> _Objective_:
From the entries provided below, copy each line that contains the word "JSON".
══════════════════════════════
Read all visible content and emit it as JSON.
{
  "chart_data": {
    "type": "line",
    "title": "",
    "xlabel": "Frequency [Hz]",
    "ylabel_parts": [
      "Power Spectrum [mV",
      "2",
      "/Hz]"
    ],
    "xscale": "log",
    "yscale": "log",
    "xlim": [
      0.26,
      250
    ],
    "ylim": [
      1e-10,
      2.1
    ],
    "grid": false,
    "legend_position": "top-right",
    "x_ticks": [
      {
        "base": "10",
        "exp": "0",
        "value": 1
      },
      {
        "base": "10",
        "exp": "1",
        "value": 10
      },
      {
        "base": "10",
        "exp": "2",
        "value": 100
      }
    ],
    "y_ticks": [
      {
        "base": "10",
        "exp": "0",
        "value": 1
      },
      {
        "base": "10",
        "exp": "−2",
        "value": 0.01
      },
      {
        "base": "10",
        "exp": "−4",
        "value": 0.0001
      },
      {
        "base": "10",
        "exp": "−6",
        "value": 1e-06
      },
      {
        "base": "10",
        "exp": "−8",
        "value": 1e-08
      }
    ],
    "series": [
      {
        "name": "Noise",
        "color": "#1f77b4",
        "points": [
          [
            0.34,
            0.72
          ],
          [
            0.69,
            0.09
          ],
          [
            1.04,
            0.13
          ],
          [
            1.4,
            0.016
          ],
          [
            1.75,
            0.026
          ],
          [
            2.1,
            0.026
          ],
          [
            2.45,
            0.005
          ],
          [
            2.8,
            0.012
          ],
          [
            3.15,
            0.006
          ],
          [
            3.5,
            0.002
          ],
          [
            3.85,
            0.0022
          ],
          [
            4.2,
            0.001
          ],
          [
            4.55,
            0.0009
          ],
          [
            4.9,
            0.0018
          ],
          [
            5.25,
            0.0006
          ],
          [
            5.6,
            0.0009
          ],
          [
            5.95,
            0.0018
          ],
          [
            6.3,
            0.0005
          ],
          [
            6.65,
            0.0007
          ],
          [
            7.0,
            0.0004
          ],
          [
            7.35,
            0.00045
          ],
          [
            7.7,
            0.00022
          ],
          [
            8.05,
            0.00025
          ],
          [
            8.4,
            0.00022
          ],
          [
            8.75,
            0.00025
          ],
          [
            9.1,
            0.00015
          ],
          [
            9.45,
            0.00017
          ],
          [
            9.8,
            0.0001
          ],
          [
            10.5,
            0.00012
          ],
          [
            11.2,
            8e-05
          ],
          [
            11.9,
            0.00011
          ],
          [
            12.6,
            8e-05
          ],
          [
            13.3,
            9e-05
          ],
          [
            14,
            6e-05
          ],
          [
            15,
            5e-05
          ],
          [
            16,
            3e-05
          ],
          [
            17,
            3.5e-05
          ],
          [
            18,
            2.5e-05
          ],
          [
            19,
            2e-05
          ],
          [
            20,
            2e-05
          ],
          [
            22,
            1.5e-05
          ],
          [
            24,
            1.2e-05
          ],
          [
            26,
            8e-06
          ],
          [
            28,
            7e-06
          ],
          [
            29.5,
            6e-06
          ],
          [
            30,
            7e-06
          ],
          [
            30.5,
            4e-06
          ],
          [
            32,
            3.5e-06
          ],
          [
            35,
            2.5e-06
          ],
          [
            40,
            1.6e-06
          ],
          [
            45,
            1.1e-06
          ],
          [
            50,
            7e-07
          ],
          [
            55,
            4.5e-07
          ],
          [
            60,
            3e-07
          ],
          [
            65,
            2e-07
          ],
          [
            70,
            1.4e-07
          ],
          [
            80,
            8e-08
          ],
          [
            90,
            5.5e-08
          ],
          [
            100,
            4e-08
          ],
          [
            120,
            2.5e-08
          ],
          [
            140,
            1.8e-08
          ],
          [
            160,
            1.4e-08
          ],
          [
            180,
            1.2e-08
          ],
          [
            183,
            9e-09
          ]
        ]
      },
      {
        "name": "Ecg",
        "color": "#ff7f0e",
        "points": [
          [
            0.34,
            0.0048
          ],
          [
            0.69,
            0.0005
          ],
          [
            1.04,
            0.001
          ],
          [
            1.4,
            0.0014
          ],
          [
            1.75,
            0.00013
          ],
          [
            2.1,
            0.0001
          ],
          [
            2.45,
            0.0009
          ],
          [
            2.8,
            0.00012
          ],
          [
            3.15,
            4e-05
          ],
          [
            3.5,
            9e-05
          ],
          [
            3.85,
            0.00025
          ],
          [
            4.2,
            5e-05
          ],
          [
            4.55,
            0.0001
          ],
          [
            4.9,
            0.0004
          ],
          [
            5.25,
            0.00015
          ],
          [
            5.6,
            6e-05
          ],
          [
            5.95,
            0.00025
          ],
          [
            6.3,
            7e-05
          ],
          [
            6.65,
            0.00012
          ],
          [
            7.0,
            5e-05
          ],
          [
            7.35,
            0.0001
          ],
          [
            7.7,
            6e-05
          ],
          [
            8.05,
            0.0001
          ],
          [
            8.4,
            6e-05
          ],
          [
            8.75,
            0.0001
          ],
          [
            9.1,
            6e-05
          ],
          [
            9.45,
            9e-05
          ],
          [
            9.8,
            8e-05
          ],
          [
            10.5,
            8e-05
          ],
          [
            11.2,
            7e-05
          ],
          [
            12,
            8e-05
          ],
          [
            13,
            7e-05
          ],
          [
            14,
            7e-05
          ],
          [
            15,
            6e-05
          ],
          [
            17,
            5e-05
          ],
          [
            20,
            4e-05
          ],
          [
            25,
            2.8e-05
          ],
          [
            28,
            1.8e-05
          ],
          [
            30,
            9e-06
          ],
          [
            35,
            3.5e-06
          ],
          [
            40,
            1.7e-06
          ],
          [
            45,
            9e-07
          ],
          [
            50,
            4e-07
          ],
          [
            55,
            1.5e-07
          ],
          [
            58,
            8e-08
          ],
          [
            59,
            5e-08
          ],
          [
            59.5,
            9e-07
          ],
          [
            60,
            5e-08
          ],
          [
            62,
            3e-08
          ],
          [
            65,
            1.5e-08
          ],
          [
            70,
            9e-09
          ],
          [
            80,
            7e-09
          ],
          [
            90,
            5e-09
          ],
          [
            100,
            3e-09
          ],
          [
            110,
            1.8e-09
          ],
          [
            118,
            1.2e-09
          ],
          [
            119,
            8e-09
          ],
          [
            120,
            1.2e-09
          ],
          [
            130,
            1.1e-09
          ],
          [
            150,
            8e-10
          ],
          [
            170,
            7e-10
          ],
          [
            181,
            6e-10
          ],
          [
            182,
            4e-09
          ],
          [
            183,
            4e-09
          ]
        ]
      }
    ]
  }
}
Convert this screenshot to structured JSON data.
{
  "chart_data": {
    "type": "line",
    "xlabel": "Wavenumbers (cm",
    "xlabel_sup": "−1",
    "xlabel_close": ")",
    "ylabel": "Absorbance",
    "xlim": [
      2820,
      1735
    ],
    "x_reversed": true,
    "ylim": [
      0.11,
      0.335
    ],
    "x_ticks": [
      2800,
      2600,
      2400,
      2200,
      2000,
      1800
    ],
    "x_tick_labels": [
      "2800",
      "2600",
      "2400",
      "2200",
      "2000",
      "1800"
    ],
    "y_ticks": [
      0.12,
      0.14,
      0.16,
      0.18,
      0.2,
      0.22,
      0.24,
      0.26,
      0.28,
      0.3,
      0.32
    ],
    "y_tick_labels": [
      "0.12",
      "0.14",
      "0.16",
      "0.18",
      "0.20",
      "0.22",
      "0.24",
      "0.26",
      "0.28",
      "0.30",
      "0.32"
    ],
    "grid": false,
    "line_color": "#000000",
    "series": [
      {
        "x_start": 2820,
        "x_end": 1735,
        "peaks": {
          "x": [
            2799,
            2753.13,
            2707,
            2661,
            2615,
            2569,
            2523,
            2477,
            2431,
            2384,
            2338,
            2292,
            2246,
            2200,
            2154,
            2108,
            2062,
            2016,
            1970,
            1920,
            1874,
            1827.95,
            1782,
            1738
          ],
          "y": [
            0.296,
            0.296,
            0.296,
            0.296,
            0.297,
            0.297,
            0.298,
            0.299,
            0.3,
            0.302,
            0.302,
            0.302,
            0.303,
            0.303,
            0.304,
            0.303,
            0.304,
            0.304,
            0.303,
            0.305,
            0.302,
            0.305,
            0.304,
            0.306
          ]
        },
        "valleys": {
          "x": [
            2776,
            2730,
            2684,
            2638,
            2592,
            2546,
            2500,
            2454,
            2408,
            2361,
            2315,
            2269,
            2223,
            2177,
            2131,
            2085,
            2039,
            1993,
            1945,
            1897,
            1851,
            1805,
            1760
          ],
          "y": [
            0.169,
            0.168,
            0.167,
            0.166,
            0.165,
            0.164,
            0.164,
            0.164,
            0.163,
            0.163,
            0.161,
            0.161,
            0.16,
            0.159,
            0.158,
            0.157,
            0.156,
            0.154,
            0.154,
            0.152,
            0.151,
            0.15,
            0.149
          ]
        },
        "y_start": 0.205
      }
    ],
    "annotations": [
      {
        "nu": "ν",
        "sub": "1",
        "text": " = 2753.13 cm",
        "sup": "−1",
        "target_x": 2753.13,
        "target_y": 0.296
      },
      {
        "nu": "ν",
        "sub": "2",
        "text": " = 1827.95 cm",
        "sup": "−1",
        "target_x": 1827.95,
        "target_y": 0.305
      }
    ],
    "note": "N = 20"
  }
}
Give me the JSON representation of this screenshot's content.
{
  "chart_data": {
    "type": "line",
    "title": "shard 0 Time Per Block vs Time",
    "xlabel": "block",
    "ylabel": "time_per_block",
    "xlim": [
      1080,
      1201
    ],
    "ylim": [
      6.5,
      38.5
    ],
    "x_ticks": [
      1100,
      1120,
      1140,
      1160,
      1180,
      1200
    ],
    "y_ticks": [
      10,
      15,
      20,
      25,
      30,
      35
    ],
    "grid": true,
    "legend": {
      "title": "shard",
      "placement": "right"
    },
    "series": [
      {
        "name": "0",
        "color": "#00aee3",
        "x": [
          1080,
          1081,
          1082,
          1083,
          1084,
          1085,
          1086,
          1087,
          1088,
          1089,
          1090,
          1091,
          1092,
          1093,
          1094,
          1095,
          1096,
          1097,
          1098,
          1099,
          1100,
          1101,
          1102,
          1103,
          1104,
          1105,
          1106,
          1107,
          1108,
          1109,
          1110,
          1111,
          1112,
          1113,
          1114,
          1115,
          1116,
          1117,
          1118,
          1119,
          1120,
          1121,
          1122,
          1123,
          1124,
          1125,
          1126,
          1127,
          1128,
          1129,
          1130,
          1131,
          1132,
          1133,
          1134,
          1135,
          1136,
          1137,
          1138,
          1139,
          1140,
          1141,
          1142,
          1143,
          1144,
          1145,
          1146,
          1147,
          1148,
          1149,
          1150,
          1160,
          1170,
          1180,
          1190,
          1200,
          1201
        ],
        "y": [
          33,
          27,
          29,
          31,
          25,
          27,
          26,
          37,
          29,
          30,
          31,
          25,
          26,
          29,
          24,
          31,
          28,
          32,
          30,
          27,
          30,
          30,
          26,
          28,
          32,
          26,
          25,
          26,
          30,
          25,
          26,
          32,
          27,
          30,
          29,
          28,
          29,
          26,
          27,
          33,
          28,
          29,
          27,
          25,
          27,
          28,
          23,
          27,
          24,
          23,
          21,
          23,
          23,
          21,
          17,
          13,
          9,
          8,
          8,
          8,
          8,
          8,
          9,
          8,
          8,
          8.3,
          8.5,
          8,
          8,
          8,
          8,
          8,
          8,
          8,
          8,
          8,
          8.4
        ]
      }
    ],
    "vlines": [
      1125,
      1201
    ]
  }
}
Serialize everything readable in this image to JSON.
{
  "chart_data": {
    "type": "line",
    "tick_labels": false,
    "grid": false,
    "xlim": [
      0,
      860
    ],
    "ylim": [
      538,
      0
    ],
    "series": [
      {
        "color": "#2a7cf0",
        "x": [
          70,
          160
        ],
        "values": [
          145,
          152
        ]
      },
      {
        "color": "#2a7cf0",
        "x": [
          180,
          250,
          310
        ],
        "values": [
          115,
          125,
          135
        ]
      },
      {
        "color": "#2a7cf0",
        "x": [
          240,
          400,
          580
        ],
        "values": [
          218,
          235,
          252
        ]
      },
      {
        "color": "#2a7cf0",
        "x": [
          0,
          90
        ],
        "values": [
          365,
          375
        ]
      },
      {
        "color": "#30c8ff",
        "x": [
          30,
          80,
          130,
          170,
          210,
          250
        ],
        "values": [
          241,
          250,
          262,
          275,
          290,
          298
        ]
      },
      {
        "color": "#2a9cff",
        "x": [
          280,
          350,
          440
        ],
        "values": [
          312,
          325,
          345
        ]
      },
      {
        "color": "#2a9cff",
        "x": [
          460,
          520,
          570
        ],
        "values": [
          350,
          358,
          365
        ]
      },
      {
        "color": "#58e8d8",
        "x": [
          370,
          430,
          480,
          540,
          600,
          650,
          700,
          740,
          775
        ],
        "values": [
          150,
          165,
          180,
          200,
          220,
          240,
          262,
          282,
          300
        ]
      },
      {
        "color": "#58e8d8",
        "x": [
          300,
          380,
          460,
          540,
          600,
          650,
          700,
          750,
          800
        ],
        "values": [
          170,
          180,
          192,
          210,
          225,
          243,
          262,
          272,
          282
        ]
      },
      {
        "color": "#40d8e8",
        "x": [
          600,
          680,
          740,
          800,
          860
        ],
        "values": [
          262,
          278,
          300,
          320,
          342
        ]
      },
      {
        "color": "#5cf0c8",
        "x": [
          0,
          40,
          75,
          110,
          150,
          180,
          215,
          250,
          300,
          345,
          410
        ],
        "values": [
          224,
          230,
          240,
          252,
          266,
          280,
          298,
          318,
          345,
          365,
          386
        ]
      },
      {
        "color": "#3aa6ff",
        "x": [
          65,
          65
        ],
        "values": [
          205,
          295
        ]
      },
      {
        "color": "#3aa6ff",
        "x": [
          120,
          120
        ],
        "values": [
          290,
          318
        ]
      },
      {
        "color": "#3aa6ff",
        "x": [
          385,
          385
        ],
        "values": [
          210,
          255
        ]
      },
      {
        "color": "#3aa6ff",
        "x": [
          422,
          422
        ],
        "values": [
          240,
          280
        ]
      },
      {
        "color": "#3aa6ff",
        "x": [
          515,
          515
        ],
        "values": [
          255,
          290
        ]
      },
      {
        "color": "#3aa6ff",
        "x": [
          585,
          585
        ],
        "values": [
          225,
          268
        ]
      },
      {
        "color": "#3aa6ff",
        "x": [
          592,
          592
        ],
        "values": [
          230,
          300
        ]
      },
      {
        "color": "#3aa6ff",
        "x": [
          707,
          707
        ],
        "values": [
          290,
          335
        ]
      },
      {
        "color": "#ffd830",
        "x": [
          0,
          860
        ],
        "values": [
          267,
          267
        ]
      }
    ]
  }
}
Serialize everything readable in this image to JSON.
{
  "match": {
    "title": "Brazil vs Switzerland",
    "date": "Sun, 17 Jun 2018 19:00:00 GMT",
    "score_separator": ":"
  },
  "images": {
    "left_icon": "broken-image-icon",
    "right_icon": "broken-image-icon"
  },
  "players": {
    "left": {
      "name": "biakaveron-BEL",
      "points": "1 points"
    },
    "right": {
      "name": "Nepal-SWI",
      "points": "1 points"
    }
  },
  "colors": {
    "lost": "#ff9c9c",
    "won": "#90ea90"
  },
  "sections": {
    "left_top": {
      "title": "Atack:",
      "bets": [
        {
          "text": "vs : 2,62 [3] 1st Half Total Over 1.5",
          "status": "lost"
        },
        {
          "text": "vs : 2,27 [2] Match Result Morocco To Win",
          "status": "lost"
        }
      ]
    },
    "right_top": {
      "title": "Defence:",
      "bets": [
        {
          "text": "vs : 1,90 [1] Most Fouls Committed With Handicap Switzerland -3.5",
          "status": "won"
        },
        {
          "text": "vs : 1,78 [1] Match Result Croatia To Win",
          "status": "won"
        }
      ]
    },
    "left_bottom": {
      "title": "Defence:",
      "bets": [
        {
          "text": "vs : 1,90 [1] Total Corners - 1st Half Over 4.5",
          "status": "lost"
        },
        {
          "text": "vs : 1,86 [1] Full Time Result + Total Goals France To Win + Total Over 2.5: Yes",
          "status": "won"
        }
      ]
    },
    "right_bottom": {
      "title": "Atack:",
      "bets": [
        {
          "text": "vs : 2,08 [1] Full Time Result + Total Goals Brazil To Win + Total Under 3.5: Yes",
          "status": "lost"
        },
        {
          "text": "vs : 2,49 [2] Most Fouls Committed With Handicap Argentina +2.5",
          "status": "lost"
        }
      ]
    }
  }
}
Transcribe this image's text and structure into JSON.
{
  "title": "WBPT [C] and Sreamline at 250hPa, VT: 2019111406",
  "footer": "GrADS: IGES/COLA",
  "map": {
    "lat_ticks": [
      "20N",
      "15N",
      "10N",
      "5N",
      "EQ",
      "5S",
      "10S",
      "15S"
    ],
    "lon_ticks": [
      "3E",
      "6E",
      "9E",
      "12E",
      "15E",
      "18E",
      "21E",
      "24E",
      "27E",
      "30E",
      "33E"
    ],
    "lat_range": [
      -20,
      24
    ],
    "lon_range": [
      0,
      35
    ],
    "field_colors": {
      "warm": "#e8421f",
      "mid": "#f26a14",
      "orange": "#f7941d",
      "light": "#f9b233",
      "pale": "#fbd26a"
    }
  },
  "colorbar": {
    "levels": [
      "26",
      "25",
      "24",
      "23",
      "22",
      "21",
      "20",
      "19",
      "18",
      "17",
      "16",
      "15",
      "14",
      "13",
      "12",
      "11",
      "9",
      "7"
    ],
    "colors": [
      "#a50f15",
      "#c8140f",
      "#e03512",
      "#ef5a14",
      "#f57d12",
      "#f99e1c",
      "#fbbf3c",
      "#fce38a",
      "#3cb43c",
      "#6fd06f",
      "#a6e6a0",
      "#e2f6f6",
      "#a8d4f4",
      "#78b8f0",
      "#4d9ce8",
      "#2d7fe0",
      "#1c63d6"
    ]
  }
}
══════════════════════════════
> _Written reply_:
Read all visible content and emit it as JSON.
Convert this screenshot to structured JSON data.
Give me the JSON representation of this screenshot's content.
Serialize everything readable in this image to JSON.
Serialize everything readable in this image to JSON.
Transcribe this image's text and structure into JSON.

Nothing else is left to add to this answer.